* Short problem: Take every line from the listing below that includes "Brechas" and copy it.
══════
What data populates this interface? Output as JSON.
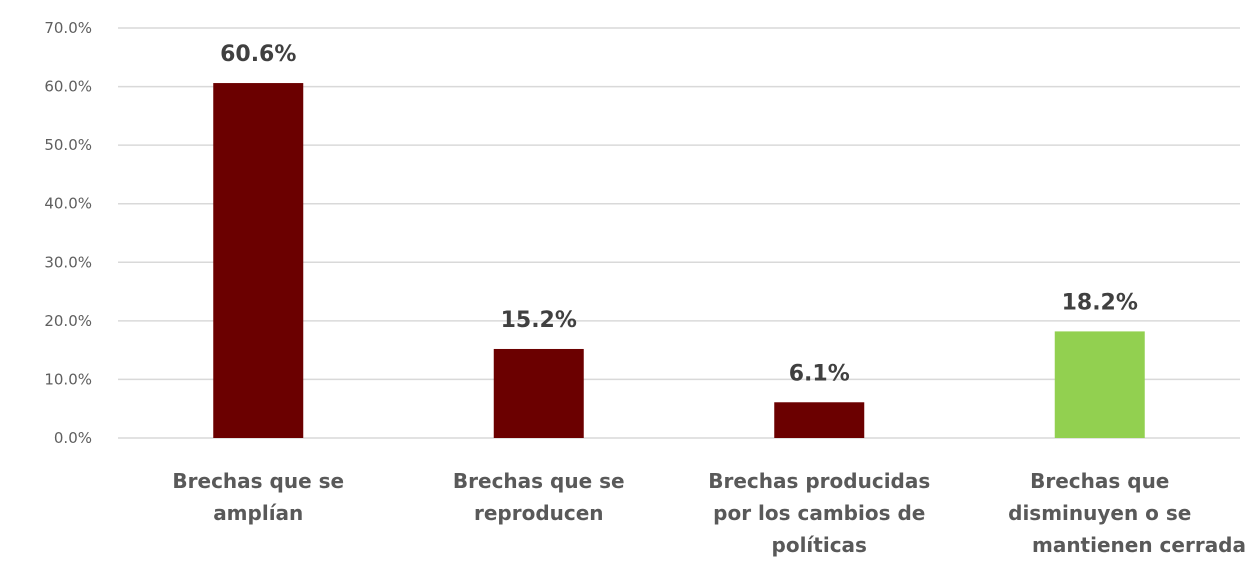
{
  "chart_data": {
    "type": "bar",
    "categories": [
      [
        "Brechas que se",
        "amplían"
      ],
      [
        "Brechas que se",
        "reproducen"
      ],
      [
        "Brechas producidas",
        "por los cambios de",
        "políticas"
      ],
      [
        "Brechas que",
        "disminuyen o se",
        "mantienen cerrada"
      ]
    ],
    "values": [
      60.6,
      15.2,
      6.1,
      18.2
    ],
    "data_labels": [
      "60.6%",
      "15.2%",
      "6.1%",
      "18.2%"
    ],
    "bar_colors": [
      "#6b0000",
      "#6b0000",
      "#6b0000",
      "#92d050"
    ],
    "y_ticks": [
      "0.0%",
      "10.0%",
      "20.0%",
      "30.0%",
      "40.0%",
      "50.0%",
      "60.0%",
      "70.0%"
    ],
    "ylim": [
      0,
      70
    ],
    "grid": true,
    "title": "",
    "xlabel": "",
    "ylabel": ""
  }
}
══════
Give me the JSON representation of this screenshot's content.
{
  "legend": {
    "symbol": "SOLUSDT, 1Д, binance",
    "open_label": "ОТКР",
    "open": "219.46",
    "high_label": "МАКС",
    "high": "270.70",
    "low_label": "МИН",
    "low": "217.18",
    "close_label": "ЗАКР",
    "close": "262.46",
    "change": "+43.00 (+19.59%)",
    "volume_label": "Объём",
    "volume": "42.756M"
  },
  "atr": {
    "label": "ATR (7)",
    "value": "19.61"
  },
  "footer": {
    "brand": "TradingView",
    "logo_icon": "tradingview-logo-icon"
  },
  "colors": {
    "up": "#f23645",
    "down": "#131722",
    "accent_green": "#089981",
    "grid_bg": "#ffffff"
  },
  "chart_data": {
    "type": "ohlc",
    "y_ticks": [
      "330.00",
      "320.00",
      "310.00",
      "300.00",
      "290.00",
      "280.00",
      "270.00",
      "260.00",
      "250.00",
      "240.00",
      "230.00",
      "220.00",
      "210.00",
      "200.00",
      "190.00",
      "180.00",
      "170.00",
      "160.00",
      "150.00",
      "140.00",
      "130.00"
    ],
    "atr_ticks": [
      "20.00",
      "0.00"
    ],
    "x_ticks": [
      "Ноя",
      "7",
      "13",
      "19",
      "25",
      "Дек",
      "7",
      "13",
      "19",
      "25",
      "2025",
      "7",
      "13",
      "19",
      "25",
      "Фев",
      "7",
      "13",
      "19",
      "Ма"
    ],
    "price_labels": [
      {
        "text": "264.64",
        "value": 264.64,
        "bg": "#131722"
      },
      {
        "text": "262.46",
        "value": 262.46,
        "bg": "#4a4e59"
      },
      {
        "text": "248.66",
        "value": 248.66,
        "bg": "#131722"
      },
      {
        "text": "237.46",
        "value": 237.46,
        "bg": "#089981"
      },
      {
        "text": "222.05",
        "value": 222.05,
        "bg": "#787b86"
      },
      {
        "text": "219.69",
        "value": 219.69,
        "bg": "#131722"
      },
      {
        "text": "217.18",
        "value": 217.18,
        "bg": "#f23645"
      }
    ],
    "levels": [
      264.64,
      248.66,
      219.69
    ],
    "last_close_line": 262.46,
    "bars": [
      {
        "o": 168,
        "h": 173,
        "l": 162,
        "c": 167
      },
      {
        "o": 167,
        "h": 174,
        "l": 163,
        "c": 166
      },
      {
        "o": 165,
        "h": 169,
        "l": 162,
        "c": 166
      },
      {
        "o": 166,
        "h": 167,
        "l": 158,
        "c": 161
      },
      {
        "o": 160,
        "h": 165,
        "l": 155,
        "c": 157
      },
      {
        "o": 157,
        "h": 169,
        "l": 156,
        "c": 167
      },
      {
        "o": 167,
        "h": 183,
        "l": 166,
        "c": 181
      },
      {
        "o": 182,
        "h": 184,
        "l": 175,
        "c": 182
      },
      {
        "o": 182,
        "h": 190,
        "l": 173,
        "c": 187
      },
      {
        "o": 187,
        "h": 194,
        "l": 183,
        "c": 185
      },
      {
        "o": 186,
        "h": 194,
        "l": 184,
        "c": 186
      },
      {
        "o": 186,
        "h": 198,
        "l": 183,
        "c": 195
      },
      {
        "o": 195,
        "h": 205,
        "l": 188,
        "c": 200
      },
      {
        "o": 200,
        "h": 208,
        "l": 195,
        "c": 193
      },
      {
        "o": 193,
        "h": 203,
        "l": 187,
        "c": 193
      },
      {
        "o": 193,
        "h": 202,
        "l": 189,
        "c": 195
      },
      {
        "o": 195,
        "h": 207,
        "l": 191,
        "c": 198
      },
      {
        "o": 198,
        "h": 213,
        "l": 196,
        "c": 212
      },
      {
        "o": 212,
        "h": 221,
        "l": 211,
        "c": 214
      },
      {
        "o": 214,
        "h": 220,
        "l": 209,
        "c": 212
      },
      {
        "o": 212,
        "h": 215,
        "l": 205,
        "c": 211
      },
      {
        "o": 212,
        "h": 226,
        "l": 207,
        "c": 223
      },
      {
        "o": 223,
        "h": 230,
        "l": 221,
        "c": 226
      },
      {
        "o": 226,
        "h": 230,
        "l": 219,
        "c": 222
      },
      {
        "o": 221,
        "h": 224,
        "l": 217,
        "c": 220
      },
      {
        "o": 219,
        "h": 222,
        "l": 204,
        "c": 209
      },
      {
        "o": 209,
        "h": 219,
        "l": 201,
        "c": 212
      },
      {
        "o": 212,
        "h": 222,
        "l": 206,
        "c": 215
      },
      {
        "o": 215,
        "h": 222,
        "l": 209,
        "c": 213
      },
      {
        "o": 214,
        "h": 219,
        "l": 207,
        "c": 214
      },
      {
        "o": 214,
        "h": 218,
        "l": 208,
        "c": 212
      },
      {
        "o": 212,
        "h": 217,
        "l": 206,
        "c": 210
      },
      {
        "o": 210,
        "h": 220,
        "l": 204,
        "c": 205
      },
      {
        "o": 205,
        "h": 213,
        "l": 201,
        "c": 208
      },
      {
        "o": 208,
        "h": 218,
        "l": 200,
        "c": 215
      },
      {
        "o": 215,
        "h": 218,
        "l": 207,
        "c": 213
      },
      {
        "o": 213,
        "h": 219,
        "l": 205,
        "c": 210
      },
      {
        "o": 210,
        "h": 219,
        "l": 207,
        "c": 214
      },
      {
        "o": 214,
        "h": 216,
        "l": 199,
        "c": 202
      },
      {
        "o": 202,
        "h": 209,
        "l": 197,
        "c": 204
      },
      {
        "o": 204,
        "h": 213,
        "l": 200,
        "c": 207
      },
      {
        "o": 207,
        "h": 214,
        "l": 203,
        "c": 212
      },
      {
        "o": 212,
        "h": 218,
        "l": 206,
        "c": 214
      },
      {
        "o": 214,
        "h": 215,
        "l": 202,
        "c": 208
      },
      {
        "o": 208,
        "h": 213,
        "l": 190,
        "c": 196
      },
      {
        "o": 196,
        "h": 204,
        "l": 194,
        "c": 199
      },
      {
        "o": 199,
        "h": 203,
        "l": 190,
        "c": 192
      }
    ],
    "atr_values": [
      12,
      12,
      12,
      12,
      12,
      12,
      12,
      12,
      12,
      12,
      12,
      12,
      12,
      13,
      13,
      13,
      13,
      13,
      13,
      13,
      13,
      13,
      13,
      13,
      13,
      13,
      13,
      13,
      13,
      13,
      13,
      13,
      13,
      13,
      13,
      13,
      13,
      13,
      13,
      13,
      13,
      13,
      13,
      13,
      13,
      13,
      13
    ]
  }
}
══════
* Task response:
        "Brechas que se",
        "Brechas que se",
        "Brechas producidas",
        "Brechas que",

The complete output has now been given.